## begin Given data

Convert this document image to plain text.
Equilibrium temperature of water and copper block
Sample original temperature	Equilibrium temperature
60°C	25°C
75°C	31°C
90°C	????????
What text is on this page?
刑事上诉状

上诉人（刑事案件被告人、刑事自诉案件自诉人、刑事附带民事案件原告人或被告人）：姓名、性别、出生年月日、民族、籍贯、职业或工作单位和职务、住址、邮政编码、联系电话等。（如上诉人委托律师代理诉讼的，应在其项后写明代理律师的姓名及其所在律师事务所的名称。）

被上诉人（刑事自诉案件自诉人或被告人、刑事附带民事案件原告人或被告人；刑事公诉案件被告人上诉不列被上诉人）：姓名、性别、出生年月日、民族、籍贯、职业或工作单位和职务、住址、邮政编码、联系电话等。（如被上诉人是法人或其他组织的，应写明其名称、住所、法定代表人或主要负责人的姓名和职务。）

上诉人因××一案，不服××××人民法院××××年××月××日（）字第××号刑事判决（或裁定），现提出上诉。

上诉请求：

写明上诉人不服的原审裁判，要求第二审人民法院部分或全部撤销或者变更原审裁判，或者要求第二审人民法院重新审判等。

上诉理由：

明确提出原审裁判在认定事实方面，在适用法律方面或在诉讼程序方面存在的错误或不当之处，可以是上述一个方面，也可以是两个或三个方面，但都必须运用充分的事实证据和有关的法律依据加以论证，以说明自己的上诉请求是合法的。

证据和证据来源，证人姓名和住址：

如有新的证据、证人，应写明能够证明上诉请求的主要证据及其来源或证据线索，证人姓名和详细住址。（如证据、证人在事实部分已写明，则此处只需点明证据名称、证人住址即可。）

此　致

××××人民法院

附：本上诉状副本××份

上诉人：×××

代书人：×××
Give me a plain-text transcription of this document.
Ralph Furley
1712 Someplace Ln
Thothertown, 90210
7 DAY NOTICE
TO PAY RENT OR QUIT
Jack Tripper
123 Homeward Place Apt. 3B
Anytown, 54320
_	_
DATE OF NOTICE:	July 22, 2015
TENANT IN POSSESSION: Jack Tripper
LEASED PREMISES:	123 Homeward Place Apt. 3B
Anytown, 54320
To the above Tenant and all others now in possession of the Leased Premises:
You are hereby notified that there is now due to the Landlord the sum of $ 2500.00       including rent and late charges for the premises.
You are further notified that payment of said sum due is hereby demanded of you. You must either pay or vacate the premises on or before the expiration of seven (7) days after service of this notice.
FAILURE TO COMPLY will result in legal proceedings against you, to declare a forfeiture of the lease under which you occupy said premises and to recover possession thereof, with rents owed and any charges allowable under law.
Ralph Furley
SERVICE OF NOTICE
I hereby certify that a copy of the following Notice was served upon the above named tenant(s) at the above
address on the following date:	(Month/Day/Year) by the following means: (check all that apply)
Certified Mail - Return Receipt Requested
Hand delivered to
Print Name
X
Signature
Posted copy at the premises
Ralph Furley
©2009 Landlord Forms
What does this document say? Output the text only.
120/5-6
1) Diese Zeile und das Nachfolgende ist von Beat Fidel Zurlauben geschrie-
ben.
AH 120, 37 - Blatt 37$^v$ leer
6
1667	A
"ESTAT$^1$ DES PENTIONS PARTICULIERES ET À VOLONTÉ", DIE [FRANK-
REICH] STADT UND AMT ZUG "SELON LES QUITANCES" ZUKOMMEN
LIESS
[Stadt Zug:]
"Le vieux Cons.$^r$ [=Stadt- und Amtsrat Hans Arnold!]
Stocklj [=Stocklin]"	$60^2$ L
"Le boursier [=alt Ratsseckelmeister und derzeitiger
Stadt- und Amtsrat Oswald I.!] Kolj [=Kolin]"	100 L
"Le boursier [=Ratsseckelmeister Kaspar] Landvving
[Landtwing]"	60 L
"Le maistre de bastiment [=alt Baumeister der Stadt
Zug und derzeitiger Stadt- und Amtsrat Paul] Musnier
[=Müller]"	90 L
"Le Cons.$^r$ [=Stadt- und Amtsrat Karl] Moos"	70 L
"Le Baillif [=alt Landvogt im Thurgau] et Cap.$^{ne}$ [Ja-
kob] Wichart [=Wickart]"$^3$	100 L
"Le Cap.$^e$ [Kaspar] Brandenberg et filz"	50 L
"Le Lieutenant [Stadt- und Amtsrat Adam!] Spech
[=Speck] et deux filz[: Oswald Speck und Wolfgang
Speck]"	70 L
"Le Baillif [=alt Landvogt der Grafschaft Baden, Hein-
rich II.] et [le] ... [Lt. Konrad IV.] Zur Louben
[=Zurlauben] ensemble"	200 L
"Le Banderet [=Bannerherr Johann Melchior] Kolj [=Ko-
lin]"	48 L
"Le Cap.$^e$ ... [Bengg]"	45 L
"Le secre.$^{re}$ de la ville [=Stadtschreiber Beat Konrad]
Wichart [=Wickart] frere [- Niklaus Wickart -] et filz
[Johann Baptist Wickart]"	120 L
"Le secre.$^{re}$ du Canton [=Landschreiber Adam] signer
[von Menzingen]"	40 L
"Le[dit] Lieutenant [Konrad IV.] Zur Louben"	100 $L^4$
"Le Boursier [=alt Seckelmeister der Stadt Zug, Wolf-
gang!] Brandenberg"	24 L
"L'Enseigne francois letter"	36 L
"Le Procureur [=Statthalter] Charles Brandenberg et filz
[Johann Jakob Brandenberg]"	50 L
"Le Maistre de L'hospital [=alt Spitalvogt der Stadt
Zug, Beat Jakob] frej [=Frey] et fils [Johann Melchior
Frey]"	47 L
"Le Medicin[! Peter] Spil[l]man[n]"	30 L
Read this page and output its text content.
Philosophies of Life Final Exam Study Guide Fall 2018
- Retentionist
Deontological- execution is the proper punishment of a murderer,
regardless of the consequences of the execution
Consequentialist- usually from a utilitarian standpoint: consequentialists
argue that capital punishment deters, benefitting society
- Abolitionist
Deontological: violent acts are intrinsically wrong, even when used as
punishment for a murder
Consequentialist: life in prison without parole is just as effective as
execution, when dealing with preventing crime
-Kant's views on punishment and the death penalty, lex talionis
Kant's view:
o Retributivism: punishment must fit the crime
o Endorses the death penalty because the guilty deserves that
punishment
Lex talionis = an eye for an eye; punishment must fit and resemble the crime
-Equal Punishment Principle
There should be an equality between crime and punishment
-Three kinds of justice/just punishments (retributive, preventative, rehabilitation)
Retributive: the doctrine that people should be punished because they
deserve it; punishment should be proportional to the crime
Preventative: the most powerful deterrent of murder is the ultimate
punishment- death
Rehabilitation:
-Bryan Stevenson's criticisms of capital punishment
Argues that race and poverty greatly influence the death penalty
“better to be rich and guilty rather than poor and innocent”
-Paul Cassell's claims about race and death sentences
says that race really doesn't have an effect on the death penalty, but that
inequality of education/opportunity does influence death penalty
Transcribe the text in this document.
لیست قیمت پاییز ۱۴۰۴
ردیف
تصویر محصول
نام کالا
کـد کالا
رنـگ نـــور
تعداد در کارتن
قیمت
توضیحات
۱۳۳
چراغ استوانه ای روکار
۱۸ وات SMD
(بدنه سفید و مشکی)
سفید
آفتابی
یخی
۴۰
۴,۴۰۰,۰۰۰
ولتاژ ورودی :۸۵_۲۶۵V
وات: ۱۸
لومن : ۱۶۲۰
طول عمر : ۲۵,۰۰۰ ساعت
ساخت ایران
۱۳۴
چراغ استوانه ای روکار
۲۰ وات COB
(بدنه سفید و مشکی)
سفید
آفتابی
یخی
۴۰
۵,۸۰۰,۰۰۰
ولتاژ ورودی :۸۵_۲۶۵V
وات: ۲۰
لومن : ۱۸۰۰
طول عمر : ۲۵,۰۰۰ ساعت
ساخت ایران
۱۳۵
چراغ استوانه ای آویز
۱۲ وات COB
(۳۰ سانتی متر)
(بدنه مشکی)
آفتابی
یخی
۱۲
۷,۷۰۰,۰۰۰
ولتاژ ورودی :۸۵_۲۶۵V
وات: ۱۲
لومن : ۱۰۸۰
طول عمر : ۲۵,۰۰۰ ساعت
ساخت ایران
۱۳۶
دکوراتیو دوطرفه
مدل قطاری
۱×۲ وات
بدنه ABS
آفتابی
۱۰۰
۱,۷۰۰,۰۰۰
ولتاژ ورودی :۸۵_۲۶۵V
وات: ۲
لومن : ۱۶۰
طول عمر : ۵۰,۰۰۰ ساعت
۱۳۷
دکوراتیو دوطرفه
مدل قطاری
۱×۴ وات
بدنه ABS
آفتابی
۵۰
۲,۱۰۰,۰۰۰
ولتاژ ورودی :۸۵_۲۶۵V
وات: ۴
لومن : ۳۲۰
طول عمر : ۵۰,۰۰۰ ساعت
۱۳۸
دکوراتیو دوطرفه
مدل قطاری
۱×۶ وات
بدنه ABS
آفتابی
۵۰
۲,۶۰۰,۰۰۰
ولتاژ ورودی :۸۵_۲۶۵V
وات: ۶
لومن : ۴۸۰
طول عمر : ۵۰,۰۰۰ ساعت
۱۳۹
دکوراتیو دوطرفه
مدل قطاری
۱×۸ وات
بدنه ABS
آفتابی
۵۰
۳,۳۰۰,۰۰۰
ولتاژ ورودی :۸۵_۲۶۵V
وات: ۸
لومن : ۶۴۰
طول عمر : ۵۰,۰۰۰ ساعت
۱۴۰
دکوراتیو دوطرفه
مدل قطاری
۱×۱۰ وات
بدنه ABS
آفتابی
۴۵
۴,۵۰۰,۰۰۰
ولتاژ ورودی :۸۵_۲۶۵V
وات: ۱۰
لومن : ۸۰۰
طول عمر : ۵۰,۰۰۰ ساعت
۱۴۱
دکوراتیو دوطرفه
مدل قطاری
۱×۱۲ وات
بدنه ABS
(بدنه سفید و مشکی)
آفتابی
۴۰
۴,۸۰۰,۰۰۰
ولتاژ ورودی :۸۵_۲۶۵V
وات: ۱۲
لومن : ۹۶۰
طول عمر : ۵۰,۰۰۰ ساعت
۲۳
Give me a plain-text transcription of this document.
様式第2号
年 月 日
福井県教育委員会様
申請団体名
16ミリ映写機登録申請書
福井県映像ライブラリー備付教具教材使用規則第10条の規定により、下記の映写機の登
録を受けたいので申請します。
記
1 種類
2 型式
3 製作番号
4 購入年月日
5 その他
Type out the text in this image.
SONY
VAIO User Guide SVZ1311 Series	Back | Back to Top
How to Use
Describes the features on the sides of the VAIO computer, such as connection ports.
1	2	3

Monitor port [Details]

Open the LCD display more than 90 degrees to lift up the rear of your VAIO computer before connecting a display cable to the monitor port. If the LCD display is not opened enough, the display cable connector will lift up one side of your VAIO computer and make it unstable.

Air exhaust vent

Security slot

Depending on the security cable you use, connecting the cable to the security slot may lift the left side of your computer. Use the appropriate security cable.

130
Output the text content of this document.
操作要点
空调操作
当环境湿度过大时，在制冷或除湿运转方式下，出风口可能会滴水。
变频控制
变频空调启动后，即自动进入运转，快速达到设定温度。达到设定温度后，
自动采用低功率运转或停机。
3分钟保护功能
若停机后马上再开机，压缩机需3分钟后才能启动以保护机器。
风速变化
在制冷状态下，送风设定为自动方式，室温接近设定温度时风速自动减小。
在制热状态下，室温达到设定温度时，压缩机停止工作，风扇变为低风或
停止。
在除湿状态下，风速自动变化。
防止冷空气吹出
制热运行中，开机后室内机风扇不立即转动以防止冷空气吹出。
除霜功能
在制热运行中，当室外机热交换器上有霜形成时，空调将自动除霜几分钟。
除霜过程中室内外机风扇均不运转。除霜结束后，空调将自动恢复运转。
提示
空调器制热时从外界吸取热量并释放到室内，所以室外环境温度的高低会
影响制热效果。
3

## end Given data

From the data, list each line in which the string "Oswald" appears.

Stadt- und Amtsrat Oswald I.!] Kolj [=Kolin]"	100 L
[=Speck] et deux filz[: Oswald Speck und Wolfgang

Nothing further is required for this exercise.